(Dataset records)
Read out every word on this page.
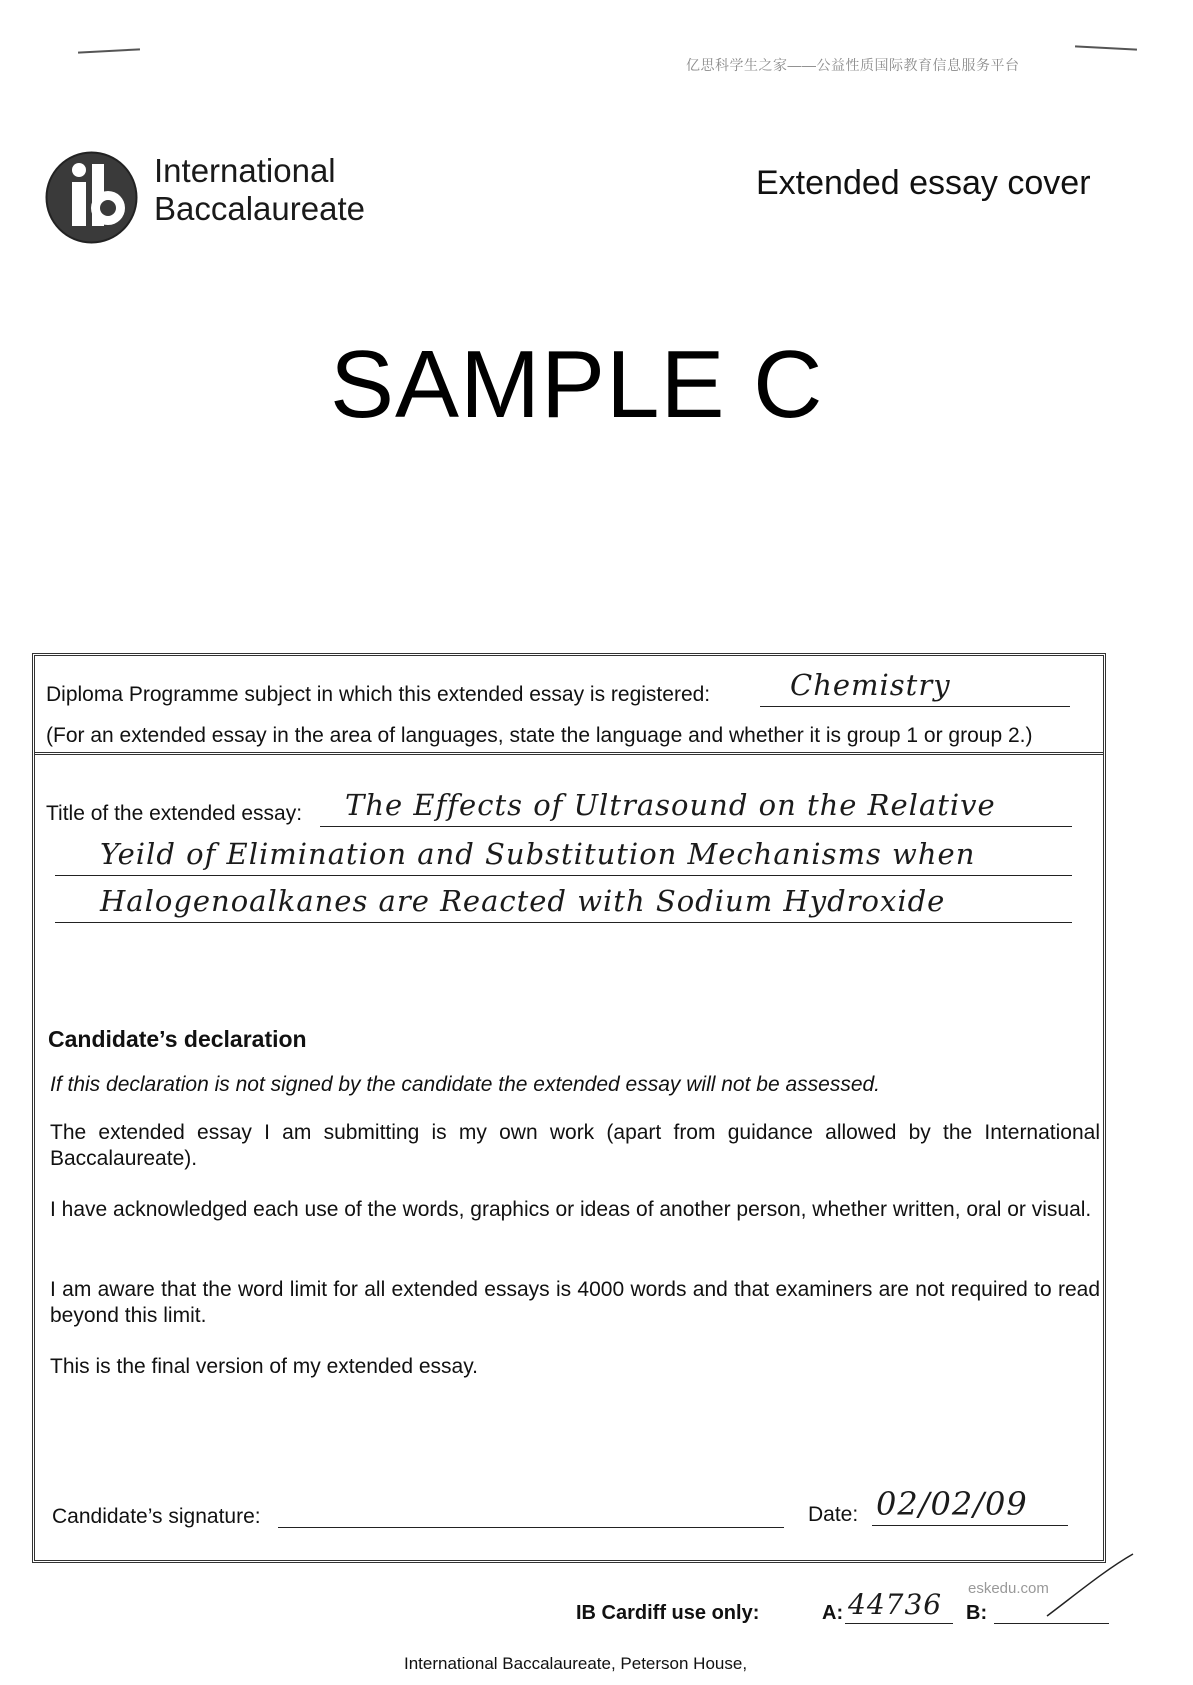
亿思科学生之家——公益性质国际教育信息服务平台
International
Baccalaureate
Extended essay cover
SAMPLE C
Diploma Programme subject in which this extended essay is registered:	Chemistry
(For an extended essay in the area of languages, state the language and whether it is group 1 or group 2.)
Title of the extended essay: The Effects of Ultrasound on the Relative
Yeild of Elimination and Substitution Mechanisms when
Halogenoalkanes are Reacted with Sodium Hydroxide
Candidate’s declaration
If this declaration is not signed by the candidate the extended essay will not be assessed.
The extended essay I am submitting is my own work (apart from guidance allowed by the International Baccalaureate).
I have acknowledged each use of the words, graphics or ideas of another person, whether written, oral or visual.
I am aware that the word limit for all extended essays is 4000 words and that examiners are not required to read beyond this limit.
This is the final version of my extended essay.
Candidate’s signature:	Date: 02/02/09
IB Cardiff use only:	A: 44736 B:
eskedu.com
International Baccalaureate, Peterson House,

WHAT NEEDS TO BE DONE:
List every line above containing the word "Baccalaureate".

FULL ANSWER:
Baccalaureate
The extended essay I am submitting is my own work (apart from guidance allowed by the International Baccalaureate).
International Baccalaureate, Peterson House,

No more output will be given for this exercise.